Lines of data

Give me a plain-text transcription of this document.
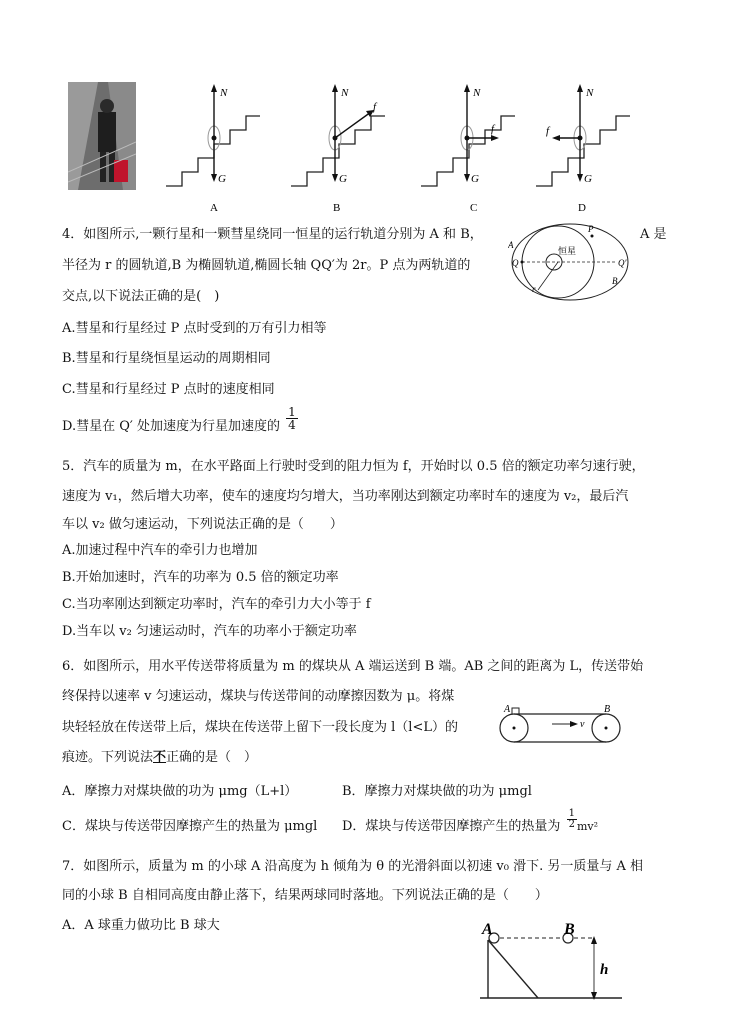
N
G
A
N
f
G
B
N
f
G
C
N
f
G
D
4．如图所示,一颗行星和一颗彗星绕同一恒星的运行轨道分别为 A 和 B，	A 是
半径为 r 的圆轨道,B 为椭圆轨道,椭圆长轴 QQ′为 2r。P 点为两轨道的
交点,以下说法正确的是(　)
A.彗星和行星经过 P 点时受到的万有引力相等
B.彗星和行星绕恒星运动的周期相同
C.彗星和行星经过 P 点时的速度相同
D.彗星在 Q′ 处加速度为行星加速度的 $\frac{1}{4}$
P
A
Q	Q′
B
r
恒星
5．汽车的质量为 m，在水平路面上行驶时受到的阻力恒为 f，开始时以 0.5 倍的额定功率匀速行驶，
速度为 v₁，然后增大功率，使车的速度均匀增大，当功率刚达到额定功率时车的速度为 v₂，最后汽
车以 v₂ 做匀速运动，下列说法正确的是（　　）
A.加速过程中汽车的牵引力也增加
B.开始加速时，汽车的功率为 0.5 倍的额定功率
C.当功率刚达到额定功率时，汽车的牵引力大小等于 f
D.当车以 v₂ 匀速运动时，汽车的功率小于额定功率
6．如图所示，用水平传送带将质量为 m 的煤块从 A 端运送到 B 端。AB 之间的距离为 L，传送带始
终保持以速率 v 匀速运动，煤块与传送带间的动摩擦因数为 μ。将煤
块轻轻放在传送带上后，煤块在传送带上留下一段长度为 l（l<L）的
痕迹。下列说法不正确的是（　）
A．摩擦力对煤块做的功为 μmg（L+l）	B．摩擦力对煤块做的功为 μmgl
C．煤块与传送带因摩擦产生的热量为 μmgl D．煤块与传送带因摩擦产生的热量为 $\frac{1}{2} mv^2$
A	B
v
7．如图所示，质量为 m 的小球 A 沿高度为 h 倾角为 θ 的光滑斜面以初速 v₀ 滑下. 另一质量与 A 相
同的小球 B 自相同高度由静止落下，结果两球同时落地。下列说法正确的是（　　）
A．A 球重力做功比 B 球大	A	B
h
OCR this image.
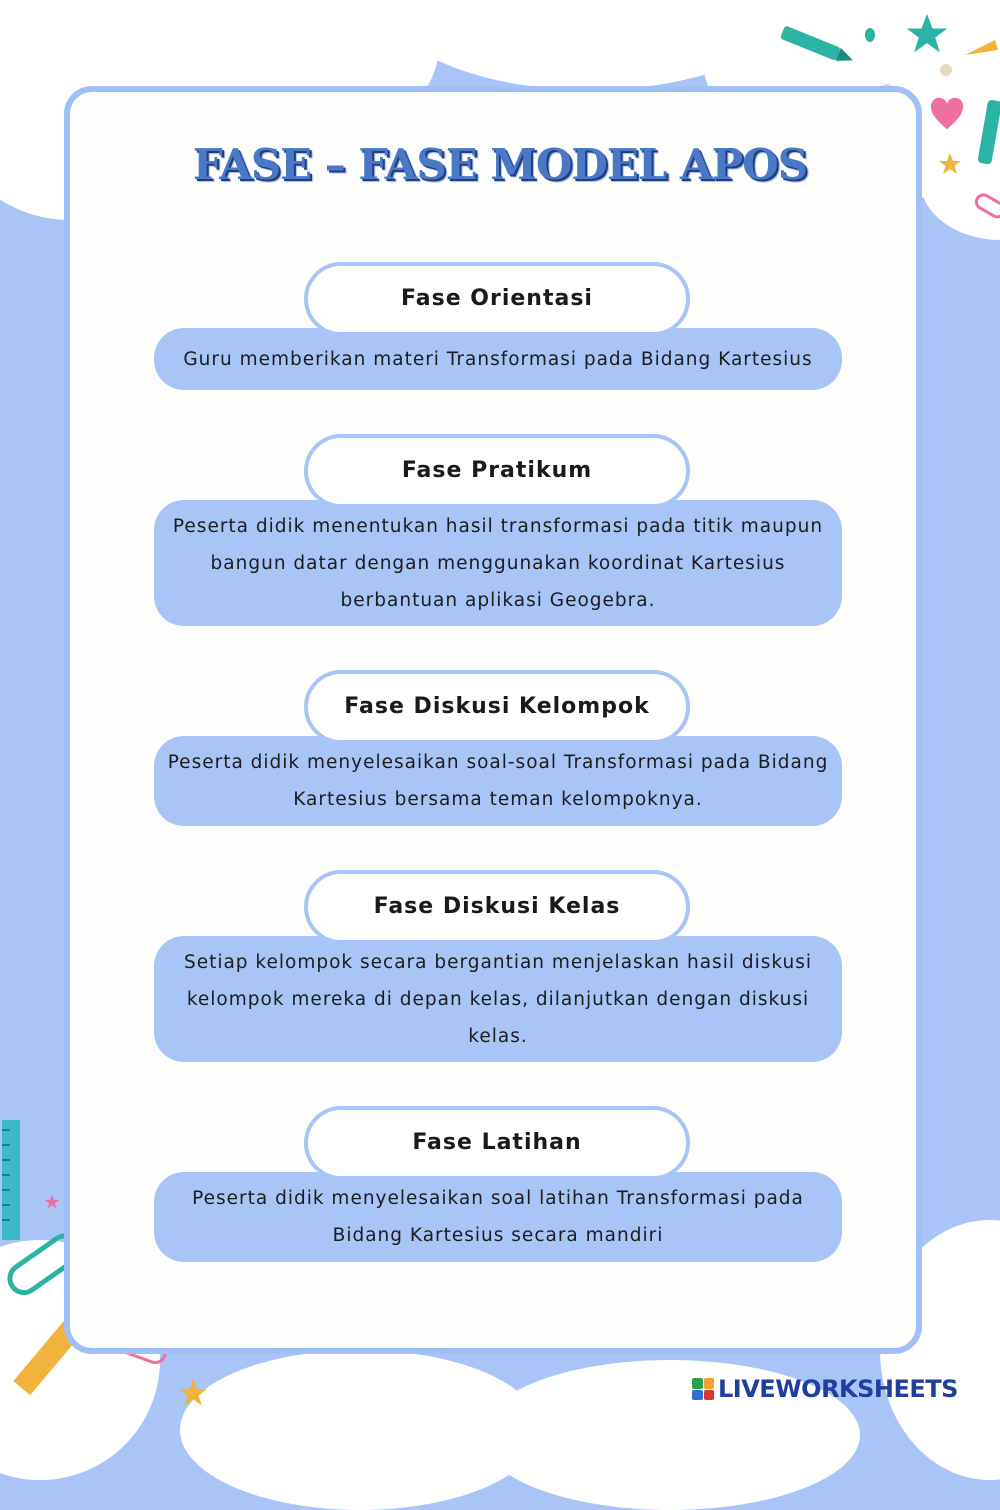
FASE – FASE MODEL APOS
Guru memberikan materi Transformasi pada Bidang Kartesius
Fase Orientasi
Peserta didik menentukan hasil transformasi pada titik maupun bangun datar dengan menggunakan koordinat Kartesius berbantuan aplikasi Geogebra.
Fase Pratikum
Peserta didik menyelesaikan soal-soal Transformasi pada Bidang Kartesius bersama teman kelompoknya.
Fase Diskusi Kelompok
Setiap kelompok secara bergantian menjelaskan hasil diskusi kelompok mereka di depan kelas, dilanjutkan dengan diskusi kelas.
Fase Diskusi Kelas
Peserta didik menyelesaikan soal latihan Transformasi pada Bidang Kartesius secara mandiri
Fase Latihan
LIVEWORKSHEETS
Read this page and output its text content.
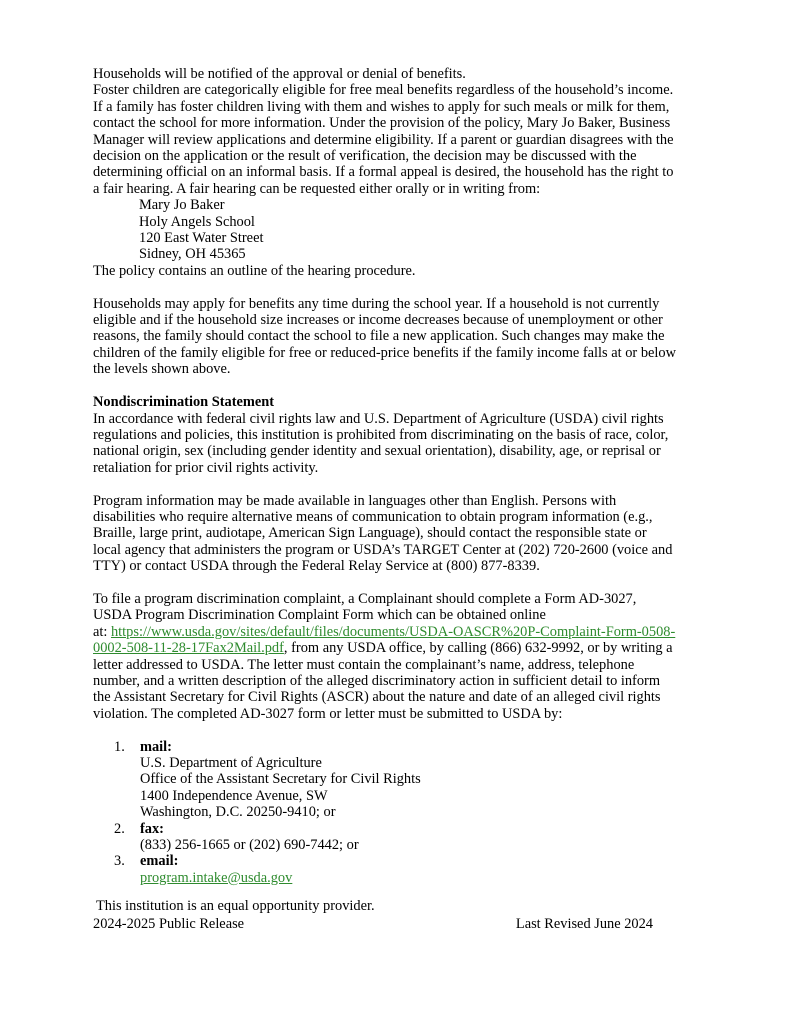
Households will be notified of the approval or denial of benefits.

Foster children are categorically eligible for free meal benefits regardless of the household’s income.

If a family has foster children living with them and wishes to apply for such meals or milk for them,

contact the school for more information. Under the provision of the policy, Mary Jo Baker, Business

Manager will review applications and determine eligibility. If a parent or guardian disagrees with the

decision on the application or the result of verification, the decision may be discussed with the

determining official on an informal basis. If a formal appeal is desired, the household has the right to

a fair hearing. A fair hearing can be requested either orally or in writing from:

Mary Jo Baker

Holy Angels School

120 East Water Street

Sidney, OH 45365

The policy contains an outline of the hearing procedure.

Households may apply for benefits any time during the school year. If a household is not currently

eligible and if the household size increases or income decreases because of unemployment or other

reasons, the family should contact the school to file a new application. Such changes may make the

children of the family eligible for free or reduced-price benefits if the family income falls at or below

the levels shown above.

Nondiscrimination Statement

In accordance with federal civil rights law and U.S. Department of Agriculture (USDA) civil rights

regulations and policies, this institution is prohibited from discriminating on the basis of race, color,

national origin, sex (including gender identity and sexual orientation), disability, age, or reprisal or

retaliation for prior civil rights activity.

Program information may be made available in languages other than English. Persons with

disabilities who require alternative means of communication to obtain program information (e.g.,

Braille, large print, audiotape, American Sign Language), should contact the responsible state or

local agency that administers the program or USDA’s TARGET Center at (202) 720-2600 (voice and

TTY) or contact USDA through the Federal Relay Service at (800) 877-8339.

To file a program discrimination complaint, a Complainant should complete a Form AD-3027,

USDA Program Discrimination Complaint Form which can be obtained online

at: https://www.usda.gov/sites/default/files/documents/USDA-OASCR%20P-Complaint-Form-0508-

0002-508-11-28-17Fax2Mail.pdf, from any USDA office, by calling (866) 632-9992, or by writing a

letter addressed to USDA. The letter must contain the complainant’s name, address, telephone

number, and a written description of the alleged discriminatory action in sufficient detail to inform

the Assistant Secretary for Civil Rights (ASCR) about the nature and date of an alleged civil rights

violation. The completed AD-3027 form or letter must be submitted to USDA by:

1. mail:

U.S. Department of Agriculture

Office of the Assistant Secretary for Civil Rights

1400 Independence Avenue, SW

Washington, D.C. 20250-9410; or

2. fax:

(833) 256-1665 or (202) 690-7442; or

3. email:

program.intake@usda.gov

This institution is an equal opportunity provider.

2024-2025 Public Release	Last Revised June 2024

## WHAT IS ASKED
The listing above needs to be output again exactly. Don't include the pictures.

## FINISHED ANSWER
Give me a plain-text transcription of this document.
N
G
A
N
f
G
B
N
f
G
C
N
f
G
D
4．如图所示,一颗行星和一颗彗星绕同一恒星的运行轨道分别为 A 和 B，	A 是
半径为 r 的圆轨道,B 为椭圆轨道,椭圆长轴 QQ′为 2r。P 点为两轨道的
交点,以下说法正确的是(　)
A.彗星和行星经过 P 点时受到的万有引力相等
B.彗星和行星绕恒星运动的周期相同
C.彗星和行星经过 P 点时的速度相同
D.彗星在 Q′ 处加速度为行星加速度的 $\frac{1}{4}$
P
A
Q	Q′
B
r
恒星
5．汽车的质量为 m，在水平路面上行驶时受到的阻力恒为 f，开始时以 0.5 倍的额定功率匀速行驶，
速度为 v₁，然后增大功率，使车的速度均匀增大，当功率刚达到额定功率时车的速度为 v₂，最后汽
车以 v₂ 做匀速运动，下列说法正确的是（　　）
A.加速过程中汽车的牵引力也增加
B.开始加速时，汽车的功率为 0.5 倍的额定功率
C.当功率刚达到额定功率时，汽车的牵引力大小等于 f
D.当车以 v₂ 匀速运动时，汽车的功率小于额定功率
6．如图所示，用水平传送带将质量为 m 的煤块从 A 端运送到 B 端。AB 之间的距离为 L，传送带始
终保持以速率 v 匀速运动，煤块与传送带间的动摩擦因数为 μ。将煤
块轻轻放在传送带上后，煤块在传送带上留下一段长度为 l（l<L）的
痕迹。下列说法不正确的是（　）
A．摩擦力对煤块做的功为 μmg（L+l）	B．摩擦力对煤块做的功为 μmgl
C．煤块与传送带因摩擦产生的热量为 μmgl D．煤块与传送带因摩擦产生的热量为 $\frac{1}{2} mv^2$
A	B
v
7．如图所示，质量为 m 的小球 A 沿高度为 h 倾角为 θ 的光滑斜面以初速 v₀ 滑下. 另一质量与 A 相
同的小球 B 自相同高度由静止落下，结果两球同时落地。下列说法正确的是（　　）
A．A 球重力做功比 B 球大	A	B
h
OCR this image.
FASE – FASE MODEL APOS
Guru memberikan materi Transformasi pada Bidang Kartesius
Fase Orientasi
Peserta didik menentukan hasil transformasi pada titik maupun bangun datar dengan menggunakan koordinat Kartesius berbantuan aplikasi Geogebra.
Fase Pratikum
Peserta didik menyelesaikan soal-soal Transformasi pada Bidang Kartesius bersama teman kelompoknya.
Fase Diskusi Kelompok
Setiap kelompok secara bergantian menjelaskan hasil diskusi kelompok mereka di depan kelas, dilanjutkan dengan diskusi kelas.
Fase Diskusi Kelas
Peserta didik menyelesaikan soal latihan Transformasi pada Bidang Kartesius secara mandiri
Fase Latihan
LIVEWORKSHEETS
Read this page and output its text content.
Households will be notified of the approval or denial of benefits.

Foster children are categorically eligible for free meal benefits regardless of the household’s income.

If a family has foster children living with them and wishes to apply for such meals or milk for them,

contact the school for more information. Under the provision of the policy, Mary Jo Baker, Business

Manager will review applications and determine eligibility. If a parent or guardian disagrees with the

decision on the application or the result of verification, the decision may be discussed with the

determining official on an informal basis. If a formal appeal is desired, the household has the right to

a fair hearing. A fair hearing can be requested either orally or in writing from:

Mary Jo Baker

Holy Angels School

120 East Water Street

Sidney, OH 45365

The policy contains an outline of the hearing procedure.

Households may apply for benefits any time during the school year. If a household is not currently

eligible and if the household size increases or income decreases because of unemployment or other

reasons, the family should contact the school to file a new application. Such changes may make the

children of the family eligible for free or reduced-price benefits if the family income falls at or below

the levels shown above.

Nondiscrimination Statement

In accordance with federal civil rights law and U.S. Department of Agriculture (USDA) civil rights

regulations and policies, this institution is prohibited from discriminating on the basis of race, color,

national origin, sex (including gender identity and sexual orientation), disability, age, or reprisal or

retaliation for prior civil rights activity.

Program information may be made available in languages other than English. Persons with

disabilities who require alternative means of communication to obtain program information (e.g.,

Braille, large print, audiotape, American Sign Language), should contact the responsible state or

local agency that administers the program or USDA’s TARGET Center at (202) 720-2600 (voice and

TTY) or contact USDA through the Federal Relay Service at (800) 877-8339.

To file a program discrimination complaint, a Complainant should complete a Form AD-3027,

USDA Program Discrimination Complaint Form which can be obtained online

at: https://www.usda.gov/sites/default/files/documents/USDA-OASCR%20P-Complaint-Form-0508-

0002-508-11-28-17Fax2Mail.pdf, from any USDA office, by calling (866) 632-9992, or by writing a

letter addressed to USDA. The letter must contain the complainant’s name, address, telephone

number, and a written description of the alleged discriminatory action in sufficient detail to inform

the Assistant Secretary for Civil Rights (ASCR) about the nature and date of an alleged civil rights

violation. The completed AD-3027 form or letter must be submitted to USDA by:

1. mail:

U.S. Department of Agriculture

Office of the Assistant Secretary for Civil Rights

1400 Independence Avenue, SW

Washington, D.C. 20250-9410; or

2. fax:

(833) 256-1665 or (202) 690-7442; or

3. email:

program.intake@usda.gov

This institution is an equal opportunity provider.

2024-2025 Public Release	Last Revised June 2024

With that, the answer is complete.